What is expected:
Transcribe all of the material exactly. Any picture in it should be left out.

Source material:
- - -

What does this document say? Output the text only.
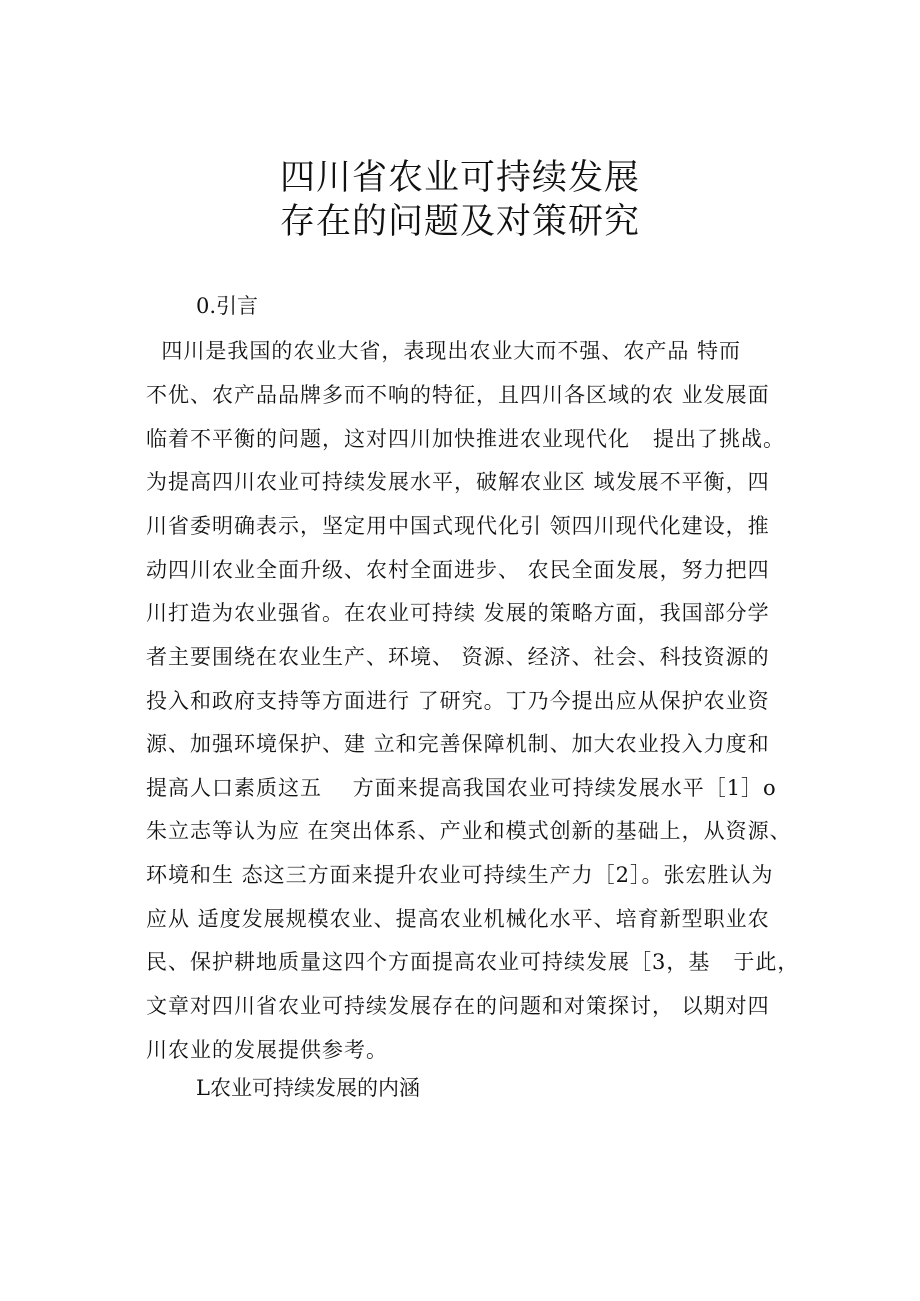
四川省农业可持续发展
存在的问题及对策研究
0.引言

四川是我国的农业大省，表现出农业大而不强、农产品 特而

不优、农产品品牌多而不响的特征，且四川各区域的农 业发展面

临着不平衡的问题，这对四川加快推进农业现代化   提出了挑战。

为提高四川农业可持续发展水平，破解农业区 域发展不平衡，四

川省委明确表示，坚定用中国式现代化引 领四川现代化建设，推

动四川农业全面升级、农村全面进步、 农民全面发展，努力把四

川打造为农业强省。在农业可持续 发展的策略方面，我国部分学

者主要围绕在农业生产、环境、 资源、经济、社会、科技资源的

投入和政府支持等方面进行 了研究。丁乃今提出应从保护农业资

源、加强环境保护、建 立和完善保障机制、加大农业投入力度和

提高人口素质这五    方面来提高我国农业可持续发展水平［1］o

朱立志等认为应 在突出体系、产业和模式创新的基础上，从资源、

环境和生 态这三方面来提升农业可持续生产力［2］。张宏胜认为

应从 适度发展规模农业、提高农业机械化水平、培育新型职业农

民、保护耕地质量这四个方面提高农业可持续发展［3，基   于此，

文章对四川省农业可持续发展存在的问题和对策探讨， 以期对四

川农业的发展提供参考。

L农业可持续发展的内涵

- - -

Result for this exercise:
What does this document say? Output the text only.
四川省农业可持续发展
存在的问题及对策研究
0.引言

四川是我国的农业大省，表现出农业大而不强、农产品 特而

不优、农产品品牌多而不响的特征，且四川各区域的农 业发展面

临着不平衡的问题，这对四川加快推进农业现代化   提出了挑战。

为提高四川农业可持续发展水平，破解农业区 域发展不平衡，四

川省委明确表示，坚定用中国式现代化引 领四川现代化建设，推

动四川农业全面升级、农村全面进步、 农民全面发展，努力把四

川打造为农业强省。在农业可持续 发展的策略方面，我国部分学

者主要围绕在农业生产、环境、 资源、经济、社会、科技资源的

投入和政府支持等方面进行 了研究。丁乃今提出应从保护农业资

源、加强环境保护、建 立和完善保障机制、加大农业投入力度和

提高人口素质这五    方面来提高我国农业可持续发展水平［1］o

朱立志等认为应 在突出体系、产业和模式创新的基础上，从资源、

环境和生 态这三方面来提升农业可持续生产力［2］。张宏胜认为

应从 适度发展规模农业、提高农业机械化水平、培育新型职业农

民、保护耕地质量这四个方面提高农业可持续发展［3，基   于此，

文章对四川省农业可持续发展存在的问题和对策探讨， 以期对四

川农业的发展提供参考。

L农业可持续发展的内涵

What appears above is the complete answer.